## START

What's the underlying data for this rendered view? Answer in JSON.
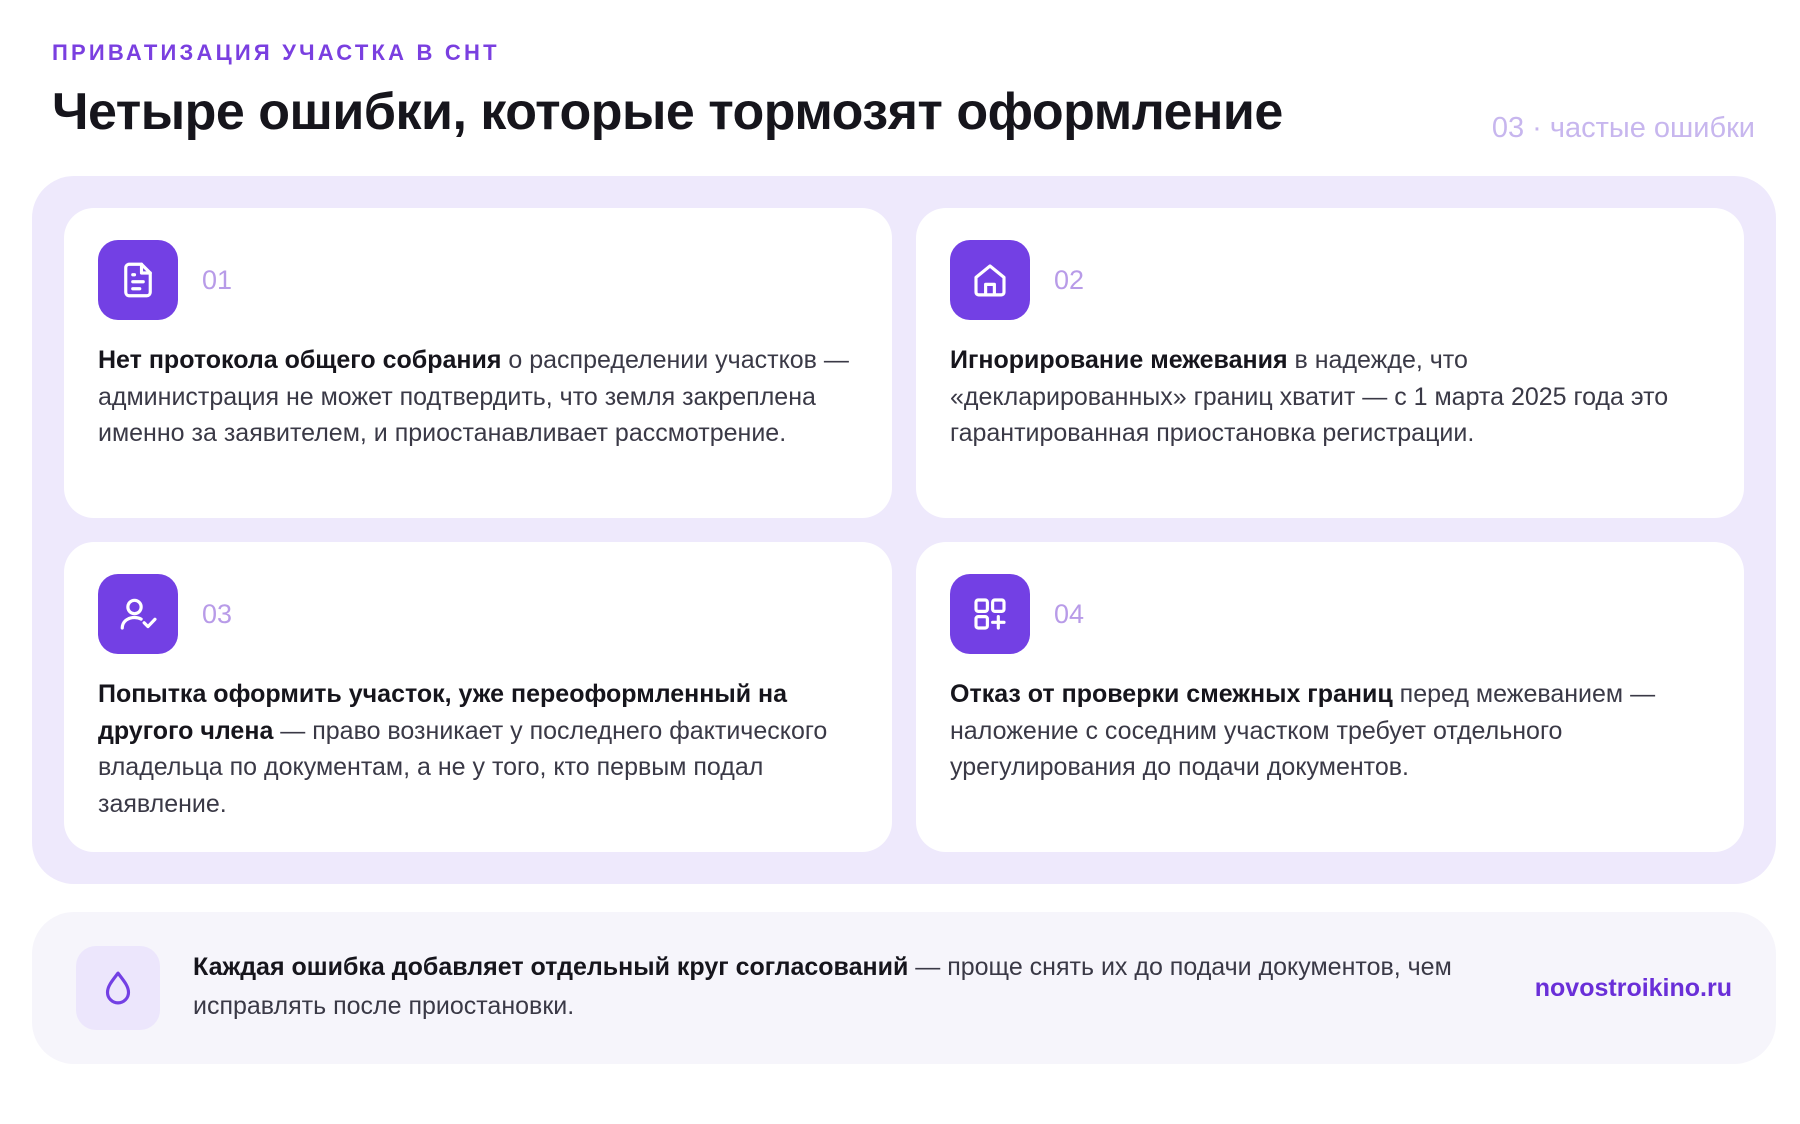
{
  "header": {
    "eyebrow": "ПРИВАТИЗАЦИЯ УЧАСТКА В СНТ",
    "title": "Четыре ошибки, которые тормозят оформление",
    "section_tag": "03 · частые ошибки"
  },
  "cards": [
    {
      "number": "01",
      "icon": "document-icon",
      "bold": "Нет протокола общего собрания",
      "text": " о распределении участков — администрация не может подтвердить, что земля закреплена именно за заявителем, и приостанавливает рассмотрение."
    },
    {
      "number": "02",
      "icon": "house-icon",
      "bold": "Игнорирование межевания",
      "text": " в надежде, что «декларированных» границ хватит — с 1 марта 2025 года это гарантированная приостановка регистрации."
    },
    {
      "number": "03",
      "icon": "user-check-icon",
      "bold": "Попытка оформить участок, уже переоформленный на другого члена",
      "text": " — право возникает у последнего фактического владельца по документам, а не у того, кто первым подал заявление."
    },
    {
      "number": "04",
      "icon": "grid-plus-icon",
      "bold": "Отказ от проверки смежных границ",
      "text": " перед межеванием — наложение с соседним участком требует отдельного урегулирования до подачи документов."
    }
  ],
  "footer": {
    "icon": "drop-icon",
    "bold": "Каждая ошибка добавляет отдельный круг согласований",
    "text": " — проще снять их до подачи документов, чем исправлять после приостановки.",
    "brand": "novostroikino.ru"
  },
  "colors": {
    "accent": "#7340e4",
    "panel_bg": "#eee9fc",
    "number": "#b89be8",
    "brand": "#6a2fd8"
  }
}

## END

State how many lines of the records above contain the word "icon", giving only that number.

5